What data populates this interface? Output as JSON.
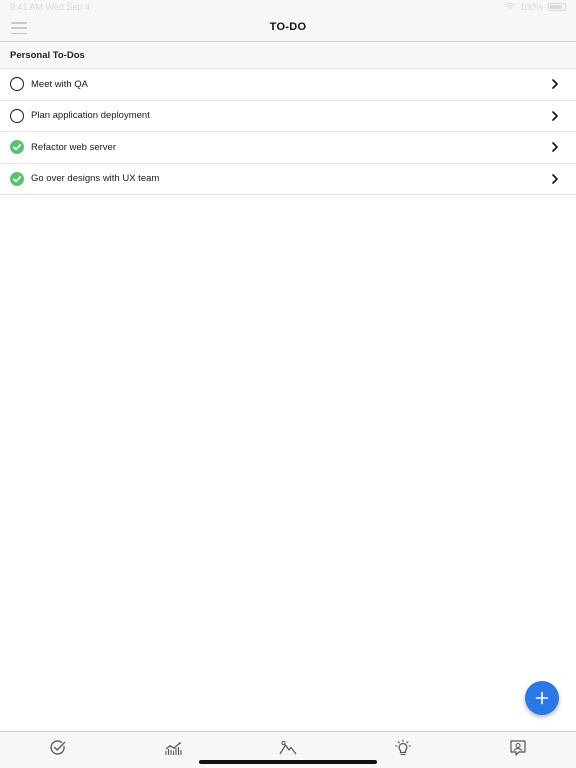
{
  "status_bar": {
    "time": "9:41 AM",
    "date": "Wed Sep 4",
    "battery": "100%"
  },
  "nav": {
    "title": "TO-DO",
    "menu_icon": "hamburger-menu-icon"
  },
  "section": {
    "title": "Personal To-Dos"
  },
  "todos": [
    {
      "label": "Meet with QA",
      "completed": false
    },
    {
      "label": "Plan application deployment",
      "completed": false
    },
    {
      "label": "Refactor web server",
      "completed": true
    },
    {
      "label": "Go over designs with UX team",
      "completed": true
    }
  ],
  "fab": {
    "label": "+",
    "icon": "plus-icon"
  },
  "tabs": [
    {
      "icon": "check-circle-icon"
    },
    {
      "icon": "bar-chart-icon"
    },
    {
      "icon": "mountain-icon"
    },
    {
      "icon": "lightbulb-icon"
    },
    {
      "icon": "profile-icon"
    }
  ],
  "colors": {
    "accent": "#2b78e4",
    "done": "#5ac36f",
    "bar_bg": "#f7f7f7"
  }
}
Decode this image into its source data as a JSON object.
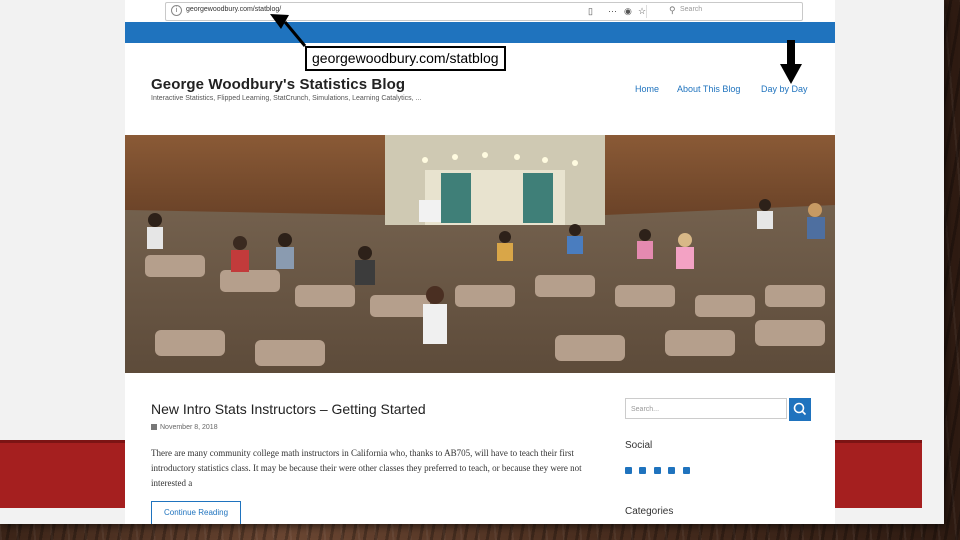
{
  "browser": {
    "url": "georgewoodbury.com/statblog/",
    "search_placeholder": "Search"
  },
  "site": {
    "title": "George Woodbury's Statistics Blog",
    "tagline": "Interactive Statistics, Flipped Learning, StatCrunch, Simulations, Learning Catalytics, ...",
    "nav": [
      "Home",
      "About This Blog",
      "Day by Day"
    ],
    "accent": "#1f73be"
  },
  "post": {
    "title": "New Intro Stats Instructors – Getting Started",
    "date": "November 8, 2018",
    "excerpt": "There are many community college math instructors in California who, thanks to AB705, will have to teach their first introductory statistics class. It may be because their were other classes they preferred to teach, or because they were not interested a",
    "continue_label": "Continue Reading"
  },
  "sidebar": {
    "search_placeholder": "Search...",
    "social_heading": "Social",
    "social_icons": [
      "facebook-icon",
      "twitter-icon",
      "instagram-icon",
      "linkedin-icon",
      "youtube-icon"
    ],
    "categories_heading": "Categories"
  },
  "annotation": {
    "callout": "georgewoodbury.com/statblog"
  },
  "slide": {
    "band_color": "#a51f1f"
  }
}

______

» Task goal:
Among the entries above, how many lines hold the string "data"? Respond with nothing but the number.

» Solved exercise:
2